* What to work on: Copy every line in the records below that contains the word "text".

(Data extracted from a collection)
==*==
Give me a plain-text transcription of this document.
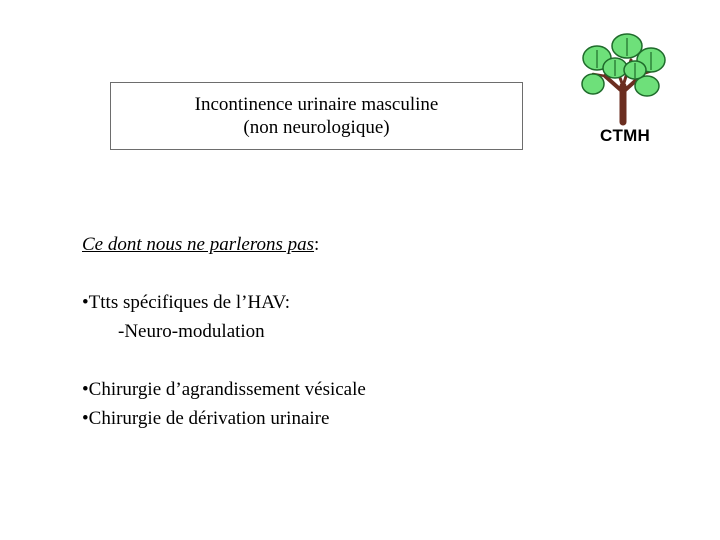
Incontinence urinaire masculine
(non neurologique)	CTMH
Ce dont nous ne parlerons pas:
•Ttts spécifiques de l’HAV:
-Neuro-modulation
•Chirurgie d’agrandissement vésicale
•Chirurgie de dérivation urinaire
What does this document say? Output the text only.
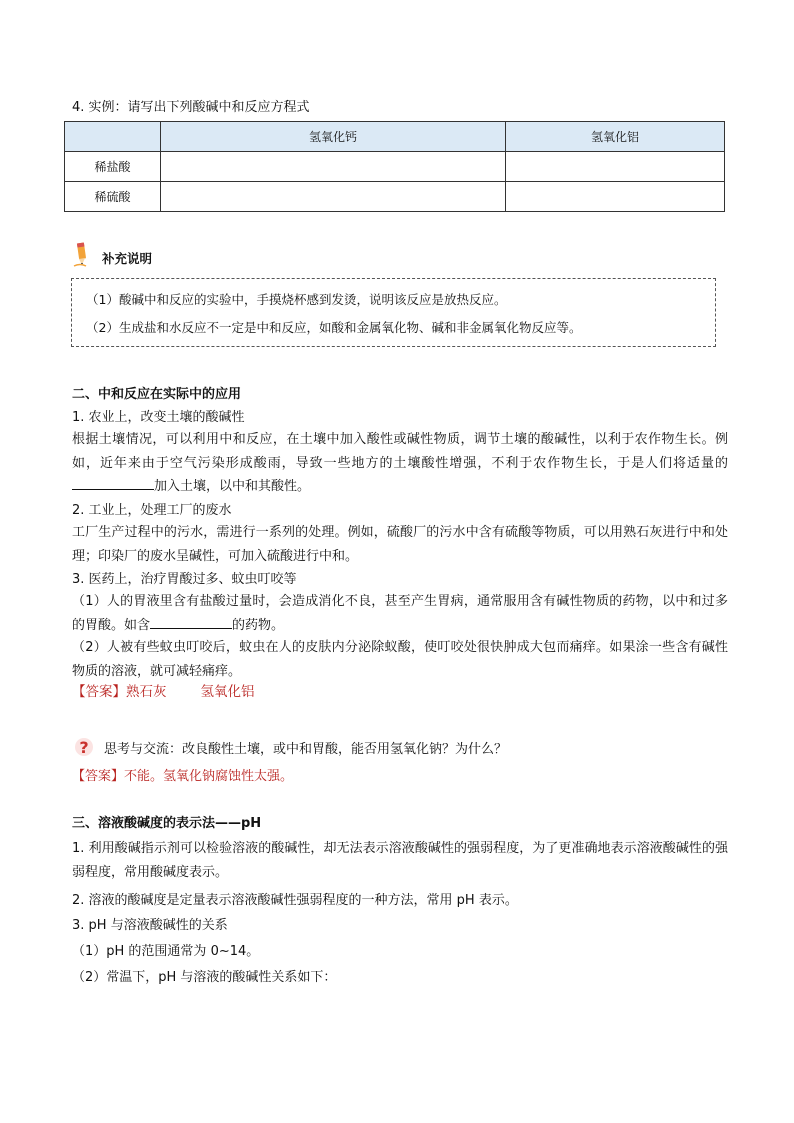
4. 实例：请写出下列酸碱中和反应方程式
	氢氧化钙	氢氧化铝
稀盐酸		
稀硫酸		
补充说明
（1）酸碱中和反应的实验中，手摸烧杯感到发烫，说明该反应是放热反应。
（2）生成盐和水反应不一定是中和反应，如酸和金属氧化物、碱和非金属氧化物反应等。
二、中和反应在实际中的应用
1. 农业上，改变土壤的酸碱性
根据土壤情况，可以利用中和反应，在土壤中加入酸性或碱性物质，调节土壤的酸碱性，以利于农作物生长。例如，近年来由于空气污染形成酸雨，导致一些地方的土壤酸性增强，不利于农作物生长，于是人们将适量的加入土壤，以中和其酸性。
2. 工业上，处理工厂的废水
工厂生产过程中的污水，需进行一系列的处理。例如，硫酸厂的污水中含有硫酸等物质，可以用熟石灰进行中和处理；印染厂的废水呈碱性，可加入硫酸进行中和。
3. 医药上，治疗胃酸过多、蚊虫叮咬等
（1）人的胃液里含有盐酸过量时，会造成消化不良，甚至产生胃病，通常服用含有碱性物质的药物，以中和过多的胃酸。如含	的药物。
（2）人被有些蚊虫叮咬后，蚊虫在人的皮肤内分泌除蚁酸，使叮咬处很快肿成大包而痛痒。如果涂一些含有碱性物质的溶液，就可减轻痛痒。
【答案】熟石灰	氢氧化铝
? 思考与交流：改良酸性土壤，或中和胃酸，能否用氢氧化钠？为什么？
【答案】不能。氢氧化钠腐蚀性太强。
三、溶液酸碱度的表示法——pH
1. 利用酸碱指示剂可以检验溶液的酸碱性，却无法表示溶液酸碱性的强弱程度，为了更准确地表示溶液酸碱性的强弱程度，常用酸碱度表示。
2. 溶液的酸碱度是定量表示溶液酸碱性强弱程度的一种方法，常用 pH 表示。
3. pH 与溶液酸碱性的关系
（1）pH 的范围通常为 0~14。
（2）常温下，pH 与溶液的酸碱性关系如下：
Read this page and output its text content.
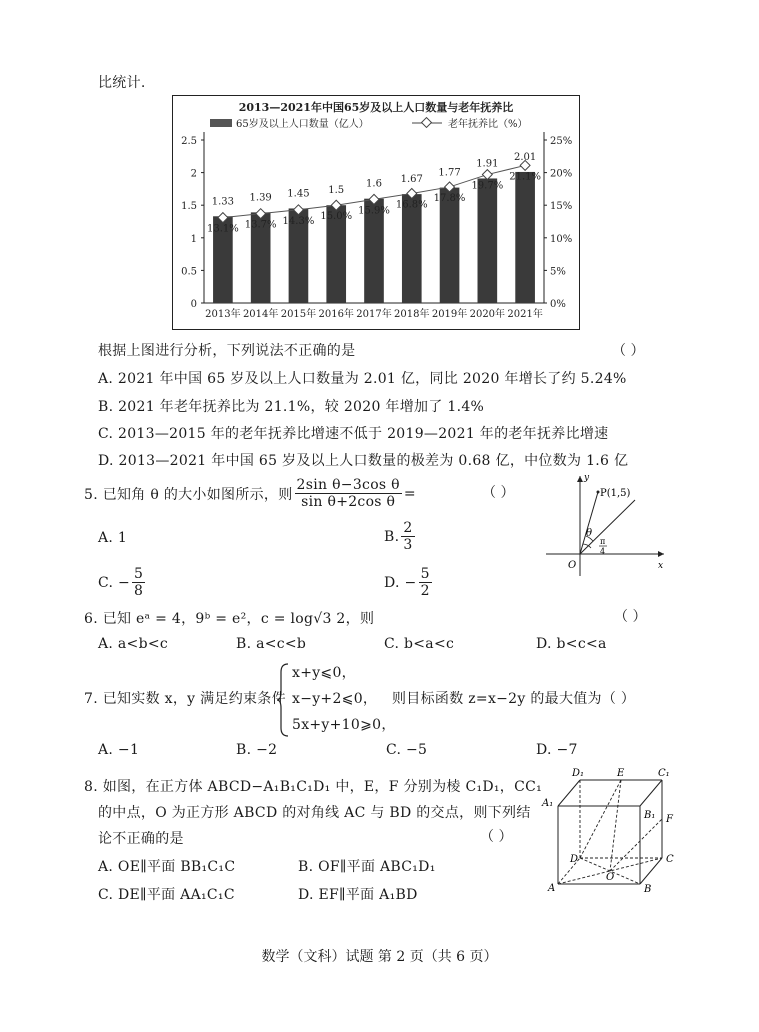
比统计.
2013—2021年中国65岁及以上人口数量与老年抚养比
65岁及以上人口数量（亿人）	老年抚养比（%）
0
0.5
1
1.5
2
2.5
0%
5%
10%
15%
20%
25%
2013年 2014年 2015年 2016年 2017年 2018年 2019年 2020年 2021年
1.33
13.1%
1.39
13.7%
1.45
14.3%
1.5
15.0%
1.6
15.9%
1.67
16.8%
1.77
17.8%
1.91
19.7%
2.01
21.1%
根据上图进行分析，下列说法不正确的是	（ ）
A. 2021 年中国 65 岁及以上人口数量为 2.01 亿，同比 2020 年增长了约 5.24%
B. 2021 年老年抚养比为 21.1%，较 2020 年增加了 1.4%
C. 2013—2015 年的老年抚养比增速不低于 2019—2021 年的老年抚养比增速
D. 2013—2021 年中国 65 岁及以上人口数量的极差为 0.68 亿，中位数为 1.6 亿
5. 已知角 θ 的大小如图所示，则 $\frac{\text{2sin θ−3cos θ}}{\text{sin θ+2cos θ}}$ =	（ ）
A. 1	B. $\frac{2}{3}$
C. − $\frac{5}{8}$	D. − $\frac{5}{2}$
P(1,5)
θ
π
4
O	x
y
6. 已知 eᵃ = 4，9ᵇ = e²，c = log√3 2，则	（ ）
A. a<b<c	B. a<c<b	C. b<a<c	D. b<c<a
7. 已知实数 x，y 满足约束条件
x+y⩽0，
x−y+2⩽0，
5x+y+10⩾0，
则目标函数 z=x−2y 的最大值为（ ）
A. −1	B. −2	C. −5	D. −7
8. 如图，在正方体 ABCD−A₁B₁C₁D₁ 中，E，F 分别为棱 C₁D₁，CC₁
的中点，O 为正方形 ABCD 的对角线 AC 与 BD 的交点，则下列结
论不正确的是	（ ）
A. OE∥平面 BB₁C₁C	B. OF∥平面 ABC₁D₁
C. DE∥平面 AA₁C₁C	D. EF∥平面 A₁BD
D₁	E	C₁
A₁
B₁ F
D	C
O
A	B
数学（文科）试题 第 2 页（共 6 页）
==*==
* Task solution:
Give me a plain-text transcription of this document.
What does this document say? Output the text only.
Read this page and output its text content.
5. 已知角 θ 的大小如图所示，则 $\frac{\text{2sin θ−3cos θ}}{\text{sin θ+2cos θ}}$ =	（ ）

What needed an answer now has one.